Problem description – Word for word, print each line of the listing below; pictures stay out.

Data for this exercise –

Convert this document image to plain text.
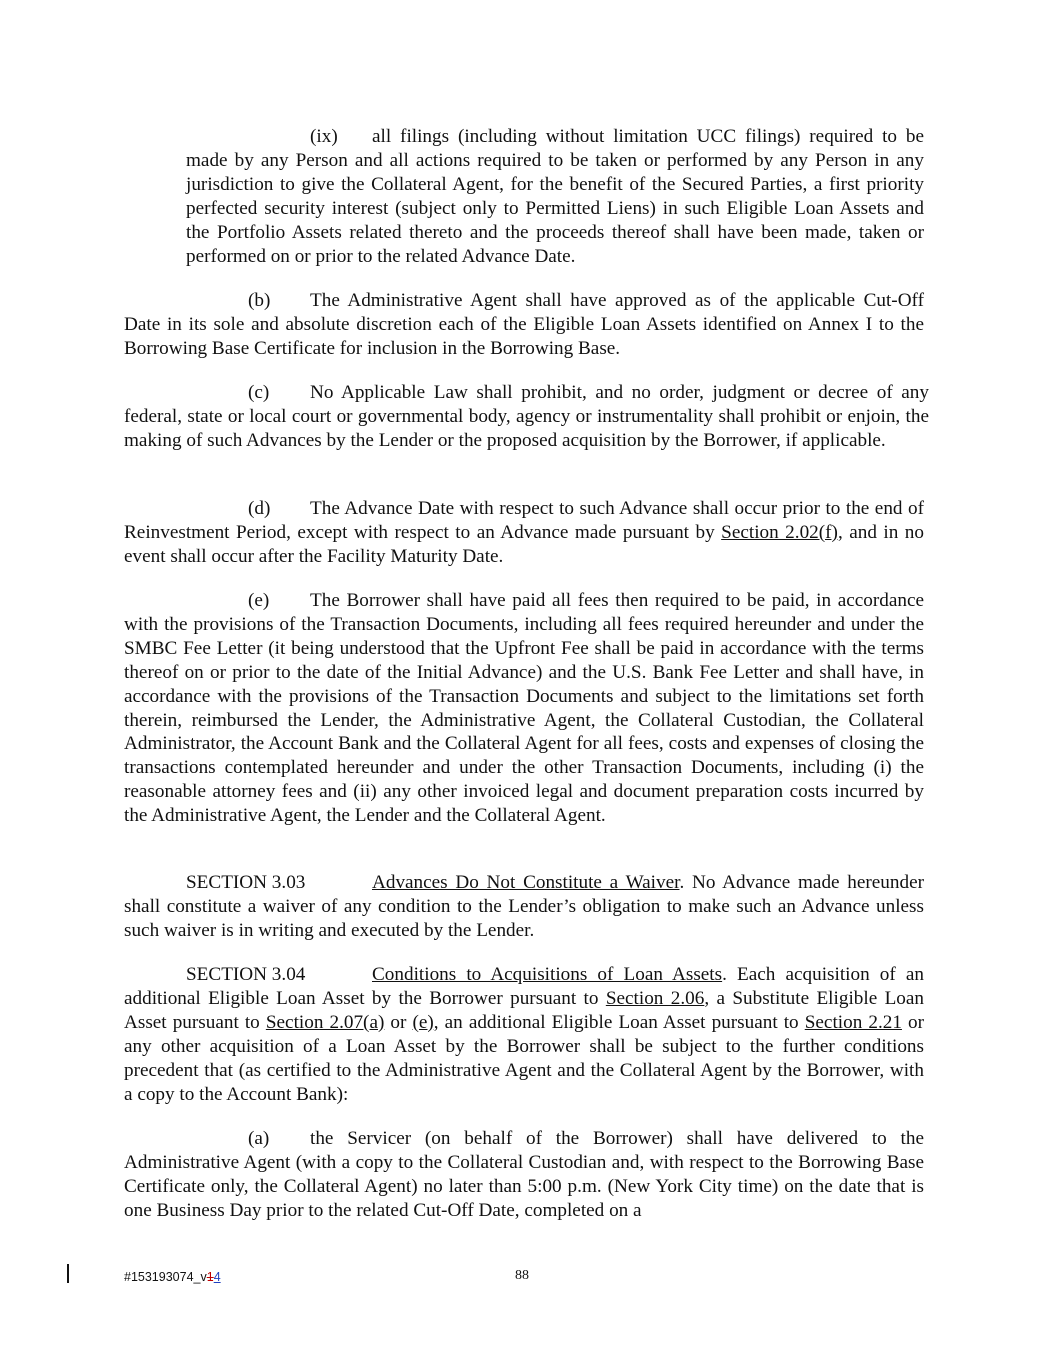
(ix) all filings (including without limitation UCC filings) required to be made by any Person and all actions required to be taken or performed by any Person in any jurisdiction to give the Collateral Agent, for the benefit of the Secured Parties, a first priority perfected security interest (subject only to Permitted Liens) in such Eligible Loan Assets and the Portfolio Assets related thereto and the proceeds thereof shall have been made, taken or performed on or prior to the related Advance Date.

(b) The Administrative Agent shall have approved as of the applicable Cut-Off Date in its sole and absolute discretion each of the Eligible Loan Assets identified on Annex I to the Borrowing Base Certificate for inclusion in the Borrowing Base.

(c) No Applicable Law shall prohibit, and no order, judgment or decree of any federal, state or local court or governmental body, agency or instrumentality shall prohibit or enjoin, the making of such Advances by the Lender or the proposed acquisition by the Borrower, if applicable.

(d) The Advance Date with respect to such Advance shall occur prior to the end of Reinvestment Period, except with respect to an Advance made pursuant by Section 2.02(f), and in no event shall occur after the Facility Maturity Date.

(e) The Borrower shall have paid all fees then required to be paid, in accordance with the provisions of the Transaction Documents, including all fees required hereunder and under the SMBC Fee Letter (it being understood that the Upfront Fee shall be paid in accordance with the terms thereof on or prior to the date of the Initial Advance) and the U.S. Bank Fee Letter and shall have, in accordance with the provisions of the Transaction Documents and subject to the limitations set forth therein, reimbursed the Lender, the Administrative Agent, the Collateral Custodian, the Collateral Administrator, the Account Bank and the Collateral Agent for all fees, costs and expenses of closing the transactions contemplated hereunder and under the other Transaction Documents, including (i) the reasonable attorney fees and (ii) any other invoiced legal and document preparation costs incurred by the Administrative Agent, the Lender and the Collateral Agent.

SECTION 3.03	Advances Do Not Constitute a Waiver. No Advance made hereunder shall constitute a waiver of any condition to the Lender’s obligation to make such an Advance unless such waiver is in writing and executed by the Lender.

SECTION 3.04	Conditions to Acquisitions of Loan Assets. Each acquisition of an additional Eligible Loan Asset by the Borrower pursuant to Section 2.06, a Substitute Eligible Loan Asset pursuant to Section 2.07(a) or (e), an additional Eligible Loan Asset pursuant to Section 2.21 or any other acquisition of a Loan Asset by the Borrower shall be subject to the further conditions precedent that (as certified to the Administrative Agent and the Collateral Agent by the Borrower, with a copy to the Account Bank):

(a) the Servicer (on behalf of the Borrower) shall have delivered to the Administrative Agent (with a copy to the Collateral Custodian and, with respect to the Borrowing Base Certificate only, the Collateral Agent) no later than 5:00 p.m. (New York City time) on the date that is one Business Day prior to the related Cut-Off Date, completed on a

#153193074_v14	88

Solution below –
Convert this document image to plain text.
(ix) all filings (including without limitation UCC filings) required to be made by any Person and all actions required to be taken or performed by any Person in any jurisdiction to give the Collateral Agent, for the benefit of the Secured Parties, a first priority perfected security interest (subject only to Permitted Liens) in such Eligible Loan Assets and the Portfolio Assets related thereto and the proceeds thereof shall have been made, taken or performed on or prior to the related Advance Date.

(b) The Administrative Agent shall have approved as of the applicable Cut-Off Date in its sole and absolute discretion each of the Eligible Loan Assets identified on Annex I to the Borrowing Base Certificate for inclusion in the Borrowing Base.

(c) No Applicable Law shall prohibit, and no order, judgment or decree of any federal, state or local court or governmental body, agency or instrumentality shall prohibit or enjoin, the making of such Advances by the Lender or the proposed acquisition by the Borrower, if applicable.

(d) The Advance Date with respect to such Advance shall occur prior to the end of Reinvestment Period, except with respect to an Advance made pursuant by Section 2.02(f), and in no event shall occur after the Facility Maturity Date.

(e) The Borrower shall have paid all fees then required to be paid, in accordance with the provisions of the Transaction Documents, including all fees required hereunder and under the SMBC Fee Letter (it being understood that the Upfront Fee shall be paid in accordance with the terms thereof on or prior to the date of the Initial Advance) and the U.S. Bank Fee Letter and shall have, in accordance with the provisions of the Transaction Documents and subject to the limitations set forth therein, reimbursed the Lender, the Administrative Agent, the Collateral Custodian, the Collateral Administrator, the Account Bank and the Collateral Agent for all fees, costs and expenses of closing the transactions contemplated hereunder and under the other Transaction Documents, including (i) the reasonable attorney fees and (ii) any other invoiced legal and document preparation costs incurred by the Administrative Agent, the Lender and the Collateral Agent.

SECTION 3.03	Advances Do Not Constitute a Waiver. No Advance made hereunder shall constitute a waiver of any condition to the Lender’s obligation to make such an Advance unless such waiver is in writing and executed by the Lender.

SECTION 3.04	Conditions to Acquisitions of Loan Assets. Each acquisition of an additional Eligible Loan Asset by the Borrower pursuant to Section 2.06, a Substitute Eligible Loan Asset pursuant to Section 2.07(a) or (e), an additional Eligible Loan Asset pursuant to Section 2.21 or any other acquisition of a Loan Asset by the Borrower shall be subject to the further conditions precedent that (as certified to the Administrative Agent and the Collateral Agent by the Borrower, with a copy to the Account Bank):

(a) the Servicer (on behalf of the Borrower) shall have delivered to the Administrative Agent (with a copy to the Collateral Custodian and, with respect to the Borrowing Base Certificate only, the Collateral Agent) no later than 5:00 p.m. (New York City time) on the date that is one Business Day prior to the related Cut-Off Date, completed on a

#153193074_v14	88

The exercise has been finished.